- PROBLEM TO WORK ON -
Reproduce each line of these records without any change.

(Data extracted from a collection)
--- begin ---
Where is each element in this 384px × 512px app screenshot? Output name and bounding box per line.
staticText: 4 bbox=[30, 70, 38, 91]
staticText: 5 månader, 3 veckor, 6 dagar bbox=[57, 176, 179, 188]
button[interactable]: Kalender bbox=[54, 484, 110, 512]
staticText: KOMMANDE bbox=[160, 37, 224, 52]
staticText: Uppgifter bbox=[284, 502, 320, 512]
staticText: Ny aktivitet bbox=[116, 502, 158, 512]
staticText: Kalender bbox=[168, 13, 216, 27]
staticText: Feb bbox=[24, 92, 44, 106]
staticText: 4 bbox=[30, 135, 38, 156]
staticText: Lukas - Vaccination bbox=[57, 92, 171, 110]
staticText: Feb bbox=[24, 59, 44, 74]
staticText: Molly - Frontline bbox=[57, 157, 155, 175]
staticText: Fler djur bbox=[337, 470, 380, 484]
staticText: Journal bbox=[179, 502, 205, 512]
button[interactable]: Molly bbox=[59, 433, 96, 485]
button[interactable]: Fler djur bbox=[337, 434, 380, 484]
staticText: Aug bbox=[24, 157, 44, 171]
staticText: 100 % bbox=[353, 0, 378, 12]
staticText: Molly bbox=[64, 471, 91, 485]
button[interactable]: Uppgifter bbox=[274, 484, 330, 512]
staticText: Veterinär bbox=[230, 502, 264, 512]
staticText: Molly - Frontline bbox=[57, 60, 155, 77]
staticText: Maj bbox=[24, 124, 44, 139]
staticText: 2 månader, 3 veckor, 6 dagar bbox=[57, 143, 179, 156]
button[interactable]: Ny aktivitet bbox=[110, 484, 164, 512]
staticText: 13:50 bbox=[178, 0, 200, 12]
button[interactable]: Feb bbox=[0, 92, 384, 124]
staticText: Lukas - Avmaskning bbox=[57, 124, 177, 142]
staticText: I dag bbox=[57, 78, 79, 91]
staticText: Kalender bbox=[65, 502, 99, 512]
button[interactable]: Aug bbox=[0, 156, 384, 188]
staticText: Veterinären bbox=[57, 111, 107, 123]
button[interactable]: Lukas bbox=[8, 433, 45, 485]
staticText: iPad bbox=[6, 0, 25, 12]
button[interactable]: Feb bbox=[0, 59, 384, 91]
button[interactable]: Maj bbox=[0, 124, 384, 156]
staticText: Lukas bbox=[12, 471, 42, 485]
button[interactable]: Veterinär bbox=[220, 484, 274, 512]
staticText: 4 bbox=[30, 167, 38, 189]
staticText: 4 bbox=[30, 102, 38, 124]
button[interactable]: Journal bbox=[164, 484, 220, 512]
--- end ---
- CORRECT OUTPUT -
Where is each element in this 384px × 512px app screenshot? Output name and bounding box per line.
staticText: 4 bbox=[30, 70, 38, 91]
staticText: 5 månader, 3 veckor, 6 dagar bbox=[57, 176, 179, 188]
button[interactable]: Kalender bbox=[54, 484, 110, 512]
staticText: KOMMANDE bbox=[160, 37, 224, 52]
staticText: Uppgifter bbox=[284, 502, 320, 512]
staticText: Ny aktivitet bbox=[116, 502, 158, 512]
staticText: Kalender bbox=[168, 13, 216, 27]
staticText: Feb bbox=[24, 92, 44, 106]
staticText: 4 bbox=[30, 135, 38, 156]
staticText: Lukas - Vaccination bbox=[57, 92, 171, 110]
staticText: Feb bbox=[24, 59, 44, 74]
staticText: Molly - Frontline bbox=[57, 157, 155, 175]
staticText: Fler djur bbox=[337, 470, 380, 484]
staticText: Journal bbox=[179, 502, 205, 512]
button[interactable]: Molly bbox=[59, 433, 96, 485]
button[interactable]: Fler djur bbox=[337, 434, 380, 484]
staticText: Aug bbox=[24, 157, 44, 171]
staticText: 100 % bbox=[353, 0, 378, 12]
staticText: Molly bbox=[64, 471, 91, 485]
button[interactable]: Uppgifter bbox=[274, 484, 330, 512]
staticText: Veterinär bbox=[230, 502, 264, 512]
staticText: Molly - Frontline bbox=[57, 60, 155, 77]
staticText: Maj bbox=[24, 124, 44, 139]
staticText: 2 månader, 3 veckor, 6 dagar bbox=[57, 143, 179, 156]
button[interactable]: Ny aktivitet bbox=[110, 484, 164, 512]
staticText: 13:50 bbox=[178, 0, 200, 12]
button[interactable]: Feb bbox=[0, 92, 384, 124]
staticText: Lukas - Avmaskning bbox=[57, 124, 177, 142]
staticText: I dag bbox=[57, 78, 79, 91]
staticText: Kalender bbox=[65, 502, 99, 512]
button[interactable]: Aug bbox=[0, 156, 384, 188]
staticText: Veterinären bbox=[57, 111, 107, 123]
button[interactable]: Lukas bbox=[8, 433, 45, 485]
staticText: iPad bbox=[6, 0, 25, 12]
button[interactable]: Feb bbox=[0, 59, 384, 91]
button[interactable]: Maj bbox=[0, 124, 384, 156]
staticText: Lukas bbox=[12, 471, 42, 485]
button[interactable]: Veterinär bbox=[220, 484, 274, 512]
staticText: 4 bbox=[30, 167, 38, 189]
staticText: 4 bbox=[30, 102, 38, 124]
button[interactable]: Journal bbox=[164, 484, 220, 512]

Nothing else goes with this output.